**Text for analysis**
When the NASCAR Cup Series rolls into Talladega Superspeedway on Sunday for the 2026 Jack Link’s 500, it does so at a moment when one team has an iron grip on the season that the sport has rarely seen. Michael Jordan and Denny Hamlin’s 23XI Racing outfit is running away from the rest of the field, and for Bubba Wallace, the driver who put the organization on the map with a moment no one in the sport will ever forget, Talladega carries a meaning that goes well beyond lap times and starting positions.
23XI Racing’s dominant 2026 season
Through 9 races of the 2026 NASCAR Cup Series season, 23XI Racing’s star driver Tyler Reddick has been in a category of his own. He has won 5 of those 9 events, including 3 consecutive victories to open the year — among them the Daytona 500 — and last week added a fifth win at Kansas Speedway. The run makes him the first driver since Dale Earnhardt in 1987 to win 5 of the first 9 races of a NASCAR Cup Series season, an achievement that underscores just how completely 23XI has separated itself from the competition in 2026. Reddick leads the points standings and will start from the pole on Sunday, his 5th pole of the season. In the 4 previous races where he started from the front, he won them all.
Wallace has not been overshadowed in the process. The driver of the No. 23 Toyota has compiled 7 top-11 finishes this season and sits 7th in the overall standings, contributing meaningfully to the team’s collective momentum as the series heads into one of the most unpredictable and dramatic venues on the entire circuit.
The race and what to expect
Sunday’s Jack Link’s 500 is the 10th race of the 36-race season and unfolds over 188 laps on Talladega’s 2.66-mile superspeedway, covering just over 500 miles in total. The race gets underway at 3 p.m. ET and airs on FOX and HBO Max. Reddick starts from pole alongside Kyle Larson in 2nd, with Denny Hamlin 3rd, Wallace 4th and Chase Briscoe rounding out the top 5. Among the key storylines heading in is Brad Keselowski, a 6-time Talladega winner who starts 6th and is regarded as one of the stronger threats for the victory. With 11 different drivers having won the last 11 Talladega races, the event remains as wide open and strategy-dependent as any on the schedule.
The win that started it all
The most important race in 23XI Racing’s brief history was run on this same stretch of Alabama asphalt in October 2021. Wallace, in just the team’s first season of existence, navigated a weather-delayed and overtime finish at the YellaWood 500 to claim the victory — not only 23XI Racing’s first-ever NASCAR Cup Series win but a moment that resonated far beyond the sport itself.
Wallace became the first Black driver to win a NASCAR Cup Series race since the legendary Wendell Scott won at Speedway Park in Jacksonville, Florida in 1963 — a gap of 58 years. The victory came in the 5th race of the playoffs, making it consequential both historically and competitively. The top 5 finishers behind Wallace that day were, in order: 1. Brad Keselowski, 2. Joey Logano, 3. Kyle Busch and 4. Christopher Bell.
Jordan was not present at the track when the checkered flag fell, but the response he issued captured the weight of the occasion entirely. His written statement following the win spoke to the pride he felt in both Wallace and the entire organization, describing the result as a massive milestone and confirming that he had believed in Wallace’s ability from the moment the driver joined the team.
Wallace was equally candid in his post-race remarks, crediting Jordan and Hamlin for their belief in him and acknowledging that the setting — Talladega specifically — felt fitting for the occasion.
Wallace’s most recent run at the track, the 2025 YellaWood 500, produced a 4th-place finish, adding to a growing body of strong Talladega results that have made the superspeedway one of the tracks where his name is always worth watching.

**Listed records**
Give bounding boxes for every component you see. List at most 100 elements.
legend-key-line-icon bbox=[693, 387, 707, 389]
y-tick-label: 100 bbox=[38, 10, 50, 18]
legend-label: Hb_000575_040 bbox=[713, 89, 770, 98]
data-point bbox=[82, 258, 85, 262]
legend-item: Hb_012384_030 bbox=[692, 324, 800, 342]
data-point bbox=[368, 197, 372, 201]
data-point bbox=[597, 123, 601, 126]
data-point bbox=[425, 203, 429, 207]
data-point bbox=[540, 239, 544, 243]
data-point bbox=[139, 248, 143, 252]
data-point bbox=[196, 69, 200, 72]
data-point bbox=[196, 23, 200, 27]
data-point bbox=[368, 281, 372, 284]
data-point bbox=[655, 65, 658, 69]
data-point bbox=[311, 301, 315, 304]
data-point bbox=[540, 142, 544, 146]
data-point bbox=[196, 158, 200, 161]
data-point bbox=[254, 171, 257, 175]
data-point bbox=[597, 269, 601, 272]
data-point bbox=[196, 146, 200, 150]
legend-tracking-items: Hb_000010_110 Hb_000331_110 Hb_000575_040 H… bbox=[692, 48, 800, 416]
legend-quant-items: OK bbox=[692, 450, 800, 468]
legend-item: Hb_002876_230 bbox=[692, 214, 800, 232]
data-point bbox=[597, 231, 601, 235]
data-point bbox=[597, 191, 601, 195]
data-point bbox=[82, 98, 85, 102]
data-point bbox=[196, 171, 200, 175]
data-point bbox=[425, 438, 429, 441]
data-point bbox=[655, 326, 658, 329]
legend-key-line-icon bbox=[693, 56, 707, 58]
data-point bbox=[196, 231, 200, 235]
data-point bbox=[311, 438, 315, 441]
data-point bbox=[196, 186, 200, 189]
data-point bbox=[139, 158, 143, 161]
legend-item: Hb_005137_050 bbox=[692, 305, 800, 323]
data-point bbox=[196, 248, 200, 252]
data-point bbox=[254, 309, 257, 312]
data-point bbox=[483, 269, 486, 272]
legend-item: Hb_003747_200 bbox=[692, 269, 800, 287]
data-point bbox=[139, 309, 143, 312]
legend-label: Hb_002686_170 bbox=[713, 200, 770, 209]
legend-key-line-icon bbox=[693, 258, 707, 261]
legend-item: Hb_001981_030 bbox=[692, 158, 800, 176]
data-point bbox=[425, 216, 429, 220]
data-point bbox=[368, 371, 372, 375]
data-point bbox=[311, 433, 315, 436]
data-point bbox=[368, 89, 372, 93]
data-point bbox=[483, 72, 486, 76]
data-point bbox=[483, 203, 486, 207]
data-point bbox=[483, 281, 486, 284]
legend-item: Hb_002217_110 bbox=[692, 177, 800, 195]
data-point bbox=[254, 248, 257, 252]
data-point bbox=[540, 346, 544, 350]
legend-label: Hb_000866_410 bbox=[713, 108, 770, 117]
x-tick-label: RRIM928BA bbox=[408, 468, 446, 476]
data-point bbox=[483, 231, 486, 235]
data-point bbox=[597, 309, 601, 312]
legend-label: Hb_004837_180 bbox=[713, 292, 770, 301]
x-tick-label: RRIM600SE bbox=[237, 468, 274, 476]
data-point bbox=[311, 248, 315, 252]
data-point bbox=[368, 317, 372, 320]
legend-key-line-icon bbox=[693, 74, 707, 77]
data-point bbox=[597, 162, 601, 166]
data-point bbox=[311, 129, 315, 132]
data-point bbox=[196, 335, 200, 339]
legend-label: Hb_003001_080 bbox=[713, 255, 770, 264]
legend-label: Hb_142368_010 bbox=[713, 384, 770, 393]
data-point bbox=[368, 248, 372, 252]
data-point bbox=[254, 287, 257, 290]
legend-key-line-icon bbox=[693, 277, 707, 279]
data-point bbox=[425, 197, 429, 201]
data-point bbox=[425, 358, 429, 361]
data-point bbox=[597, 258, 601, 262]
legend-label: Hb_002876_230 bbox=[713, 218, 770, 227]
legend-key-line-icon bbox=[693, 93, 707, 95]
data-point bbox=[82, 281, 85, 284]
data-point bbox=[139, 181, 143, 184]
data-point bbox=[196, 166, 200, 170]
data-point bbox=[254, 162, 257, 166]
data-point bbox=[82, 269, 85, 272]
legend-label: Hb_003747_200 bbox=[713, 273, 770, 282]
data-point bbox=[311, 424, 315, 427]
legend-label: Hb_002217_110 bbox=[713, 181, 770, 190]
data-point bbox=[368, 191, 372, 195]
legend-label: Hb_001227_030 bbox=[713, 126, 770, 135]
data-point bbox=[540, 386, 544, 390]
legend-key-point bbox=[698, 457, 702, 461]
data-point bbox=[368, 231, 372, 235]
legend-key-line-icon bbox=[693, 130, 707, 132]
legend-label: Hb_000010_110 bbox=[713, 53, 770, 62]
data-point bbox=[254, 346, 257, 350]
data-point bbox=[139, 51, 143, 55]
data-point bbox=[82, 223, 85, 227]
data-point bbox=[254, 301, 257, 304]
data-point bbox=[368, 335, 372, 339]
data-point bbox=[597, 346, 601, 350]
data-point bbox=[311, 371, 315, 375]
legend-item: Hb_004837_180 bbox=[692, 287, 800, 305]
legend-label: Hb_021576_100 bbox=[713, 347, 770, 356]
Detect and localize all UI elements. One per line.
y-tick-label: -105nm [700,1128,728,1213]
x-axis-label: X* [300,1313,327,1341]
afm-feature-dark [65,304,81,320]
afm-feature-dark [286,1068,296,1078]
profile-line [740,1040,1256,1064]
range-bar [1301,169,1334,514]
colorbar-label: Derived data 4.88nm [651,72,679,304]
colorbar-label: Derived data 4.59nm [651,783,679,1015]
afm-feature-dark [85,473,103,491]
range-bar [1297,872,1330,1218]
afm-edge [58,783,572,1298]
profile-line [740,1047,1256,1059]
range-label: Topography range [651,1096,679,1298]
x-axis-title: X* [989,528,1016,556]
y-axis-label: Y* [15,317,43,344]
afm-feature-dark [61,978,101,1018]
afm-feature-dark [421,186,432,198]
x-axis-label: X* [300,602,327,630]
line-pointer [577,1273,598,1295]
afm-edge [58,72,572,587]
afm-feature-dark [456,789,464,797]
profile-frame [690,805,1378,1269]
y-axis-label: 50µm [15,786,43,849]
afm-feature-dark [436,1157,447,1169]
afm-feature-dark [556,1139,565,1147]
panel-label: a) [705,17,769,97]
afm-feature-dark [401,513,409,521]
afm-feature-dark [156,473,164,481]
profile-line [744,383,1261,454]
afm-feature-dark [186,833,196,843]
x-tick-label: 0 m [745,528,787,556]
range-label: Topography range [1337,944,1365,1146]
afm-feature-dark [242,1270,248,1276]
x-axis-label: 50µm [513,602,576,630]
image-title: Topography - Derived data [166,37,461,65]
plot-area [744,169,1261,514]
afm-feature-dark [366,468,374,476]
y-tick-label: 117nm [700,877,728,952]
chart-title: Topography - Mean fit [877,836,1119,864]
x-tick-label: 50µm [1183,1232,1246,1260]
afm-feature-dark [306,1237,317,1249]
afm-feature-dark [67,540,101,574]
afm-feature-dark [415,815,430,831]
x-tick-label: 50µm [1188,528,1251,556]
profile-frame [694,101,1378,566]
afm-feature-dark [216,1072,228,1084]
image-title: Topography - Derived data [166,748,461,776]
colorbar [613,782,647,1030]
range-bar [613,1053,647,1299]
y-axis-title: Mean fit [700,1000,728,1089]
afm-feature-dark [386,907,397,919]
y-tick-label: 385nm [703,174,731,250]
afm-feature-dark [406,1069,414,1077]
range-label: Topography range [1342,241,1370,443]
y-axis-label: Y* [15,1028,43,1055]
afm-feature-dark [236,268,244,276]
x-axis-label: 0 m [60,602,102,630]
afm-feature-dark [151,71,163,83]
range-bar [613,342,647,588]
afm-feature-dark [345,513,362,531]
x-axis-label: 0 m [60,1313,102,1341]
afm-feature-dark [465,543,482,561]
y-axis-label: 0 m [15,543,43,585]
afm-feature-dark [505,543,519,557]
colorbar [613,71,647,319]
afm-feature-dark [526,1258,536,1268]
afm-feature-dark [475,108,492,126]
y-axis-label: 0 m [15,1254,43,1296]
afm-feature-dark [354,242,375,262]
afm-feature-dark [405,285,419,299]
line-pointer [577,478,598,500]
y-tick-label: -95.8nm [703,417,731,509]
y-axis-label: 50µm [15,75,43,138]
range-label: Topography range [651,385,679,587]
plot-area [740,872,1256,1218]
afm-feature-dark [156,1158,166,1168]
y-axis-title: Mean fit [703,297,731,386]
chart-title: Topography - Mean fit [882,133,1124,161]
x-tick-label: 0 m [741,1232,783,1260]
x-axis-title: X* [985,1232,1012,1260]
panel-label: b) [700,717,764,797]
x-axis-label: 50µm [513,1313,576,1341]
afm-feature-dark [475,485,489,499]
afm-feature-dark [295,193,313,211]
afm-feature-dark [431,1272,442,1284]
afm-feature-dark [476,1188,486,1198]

**Task set**
1. Answer these questions using the article on 23XI Racing at Talladega.
(a) How many laps make up the 2026 Jack Link's 500?
(b) In what year did Wendell Scott win at Speedway Park in Jacksonville, Florida?
(c) What was Wallace's finishing position in the 2025 YellaWood 500?
2. Retype, word for word, everything in the article on 23XI Racing at Talladega from "The race and" down to "on the schedule.".

**Answers given**
1.
(a) 188 laps.
(b) 1963.
(c) 4th place.

2.
The race and what to expect
Sunday’s Jack Link’s 500 is the 10th race of the 36-race season and unfolds over 188 laps on Talladega’s 2.66-mile superspeedway, covering just over 500 miles in total. The race gets underway at 3 p.m. ET and airs on FOX and HBO Max. Reddick starts from pole alongside Kyle Larson in 2nd, with Denny Hamlin 3rd, Wallace 4th and Chase Briscoe rounding out the top 5. Among the key storylines heading in is Brad Keselowski, a 6-time Talladega winner who starts 6th and is regarded as one of the stronger threats for the victory. With 11 different drivers having won the last 11 Talladega races, the event remains as wide open and strategy-dependent as any on the schedule.